# Fragmento de texto:
········

Último de lo viejo, primero de lo nuevo,
el Papa que se fue sugirió un rumbo de cambio y conversión.
Se trata de volver a las fuentes, al Evangelio de Jesús,
a la Iglesia Pueblo de Dios, comunidad de creyentes.
La desnudez del sillón comunicó la hondura del gesto que necesitó componer Benedicto para conmover a una Iglesia en tiempos sobradamente difíciles. Alumbró así un gesto liminar, plantó el hito que demandaban estos tiempos de confusión, crisis, perplejidad, desvarío, intrigas y escándalos. El sillón vacío fue eso, denuncia y llamada a la conversión.
Si habló de él hace tiempo, si lo insinuó con detalles pequeños y lo sugirió en articuladas homilías, no ha de extrañar el tiempo eclesial que escogió, la Cuaresma.

········

# Entradas proporcionadas:
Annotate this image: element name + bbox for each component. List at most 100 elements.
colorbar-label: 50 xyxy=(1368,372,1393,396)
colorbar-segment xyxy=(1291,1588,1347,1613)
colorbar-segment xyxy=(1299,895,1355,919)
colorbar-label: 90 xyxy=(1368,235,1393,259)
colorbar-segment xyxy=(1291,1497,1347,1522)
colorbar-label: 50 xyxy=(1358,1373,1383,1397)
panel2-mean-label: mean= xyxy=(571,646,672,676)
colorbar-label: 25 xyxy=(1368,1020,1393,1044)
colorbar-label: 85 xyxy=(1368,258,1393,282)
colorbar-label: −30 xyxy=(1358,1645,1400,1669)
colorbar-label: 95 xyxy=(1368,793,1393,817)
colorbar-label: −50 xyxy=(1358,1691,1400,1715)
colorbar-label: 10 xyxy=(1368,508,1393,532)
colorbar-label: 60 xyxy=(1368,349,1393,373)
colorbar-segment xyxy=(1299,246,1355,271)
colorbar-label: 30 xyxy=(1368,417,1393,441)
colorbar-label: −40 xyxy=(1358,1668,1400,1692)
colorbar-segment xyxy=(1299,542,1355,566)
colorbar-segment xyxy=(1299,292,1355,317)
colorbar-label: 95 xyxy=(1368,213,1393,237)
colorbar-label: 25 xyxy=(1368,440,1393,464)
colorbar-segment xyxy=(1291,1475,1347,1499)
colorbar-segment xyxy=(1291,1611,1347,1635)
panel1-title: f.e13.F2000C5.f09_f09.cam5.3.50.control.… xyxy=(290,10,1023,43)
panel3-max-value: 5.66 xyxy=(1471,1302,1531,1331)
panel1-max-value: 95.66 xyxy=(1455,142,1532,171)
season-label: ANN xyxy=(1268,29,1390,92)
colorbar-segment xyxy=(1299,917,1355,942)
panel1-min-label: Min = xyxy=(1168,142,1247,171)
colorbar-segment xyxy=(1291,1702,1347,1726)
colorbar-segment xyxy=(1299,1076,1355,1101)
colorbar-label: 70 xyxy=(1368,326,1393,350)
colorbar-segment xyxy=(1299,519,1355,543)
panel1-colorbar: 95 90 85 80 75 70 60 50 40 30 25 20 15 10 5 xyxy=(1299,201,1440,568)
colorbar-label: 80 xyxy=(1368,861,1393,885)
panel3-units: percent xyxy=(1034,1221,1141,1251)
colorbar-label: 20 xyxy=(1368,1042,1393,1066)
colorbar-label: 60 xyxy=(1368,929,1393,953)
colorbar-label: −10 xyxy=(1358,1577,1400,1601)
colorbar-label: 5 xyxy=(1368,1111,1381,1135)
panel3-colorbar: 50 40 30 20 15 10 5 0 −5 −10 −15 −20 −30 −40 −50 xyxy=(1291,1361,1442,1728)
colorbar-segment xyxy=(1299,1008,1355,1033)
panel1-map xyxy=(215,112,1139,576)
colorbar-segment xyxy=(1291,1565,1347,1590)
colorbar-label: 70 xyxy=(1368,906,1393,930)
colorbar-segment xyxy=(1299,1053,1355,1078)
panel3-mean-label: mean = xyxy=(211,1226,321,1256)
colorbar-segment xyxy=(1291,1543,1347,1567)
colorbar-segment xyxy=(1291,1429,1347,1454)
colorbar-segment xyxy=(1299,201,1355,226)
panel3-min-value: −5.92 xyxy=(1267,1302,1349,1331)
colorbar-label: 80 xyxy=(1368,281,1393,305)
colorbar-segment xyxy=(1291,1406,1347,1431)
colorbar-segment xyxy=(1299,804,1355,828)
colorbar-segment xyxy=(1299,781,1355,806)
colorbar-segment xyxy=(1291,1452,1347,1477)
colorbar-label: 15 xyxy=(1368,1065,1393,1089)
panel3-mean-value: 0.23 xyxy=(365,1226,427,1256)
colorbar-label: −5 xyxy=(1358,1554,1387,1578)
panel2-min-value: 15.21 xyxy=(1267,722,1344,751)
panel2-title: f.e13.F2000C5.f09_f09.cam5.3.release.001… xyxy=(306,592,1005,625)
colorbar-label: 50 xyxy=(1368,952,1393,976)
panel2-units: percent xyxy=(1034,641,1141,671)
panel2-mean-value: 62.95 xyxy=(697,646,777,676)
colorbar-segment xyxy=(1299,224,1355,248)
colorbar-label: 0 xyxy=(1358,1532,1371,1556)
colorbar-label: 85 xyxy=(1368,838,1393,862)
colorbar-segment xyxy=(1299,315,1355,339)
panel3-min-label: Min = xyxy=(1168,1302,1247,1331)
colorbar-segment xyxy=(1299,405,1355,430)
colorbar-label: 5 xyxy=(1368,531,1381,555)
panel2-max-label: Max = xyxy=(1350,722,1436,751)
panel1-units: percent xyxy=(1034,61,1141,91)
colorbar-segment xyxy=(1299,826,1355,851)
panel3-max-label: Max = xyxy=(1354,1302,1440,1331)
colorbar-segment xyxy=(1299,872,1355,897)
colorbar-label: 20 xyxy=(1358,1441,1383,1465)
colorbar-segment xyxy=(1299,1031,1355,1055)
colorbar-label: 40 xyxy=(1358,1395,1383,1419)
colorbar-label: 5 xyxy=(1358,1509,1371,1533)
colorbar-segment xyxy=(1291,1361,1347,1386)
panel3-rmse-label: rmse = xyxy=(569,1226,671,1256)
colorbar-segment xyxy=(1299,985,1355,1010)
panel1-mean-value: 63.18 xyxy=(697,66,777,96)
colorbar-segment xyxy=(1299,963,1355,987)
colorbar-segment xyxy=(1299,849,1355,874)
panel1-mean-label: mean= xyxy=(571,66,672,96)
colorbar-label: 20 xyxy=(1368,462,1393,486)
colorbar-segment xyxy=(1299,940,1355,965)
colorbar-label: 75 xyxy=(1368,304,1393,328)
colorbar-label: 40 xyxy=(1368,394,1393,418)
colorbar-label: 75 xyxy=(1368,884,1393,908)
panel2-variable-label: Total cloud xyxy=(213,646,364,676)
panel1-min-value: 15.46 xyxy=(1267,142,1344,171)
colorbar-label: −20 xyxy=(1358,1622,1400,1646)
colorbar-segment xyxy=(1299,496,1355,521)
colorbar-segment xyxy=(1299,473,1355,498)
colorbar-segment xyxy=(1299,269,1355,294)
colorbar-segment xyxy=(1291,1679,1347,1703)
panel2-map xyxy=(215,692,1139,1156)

········

# Qué hacer:
Enumera todos los sustantivos con los que el fragmento de texto describe «estos tiempos».

# Respuesta:
confusión, crisis, perplejidad, desvarío, intrigas, escándalos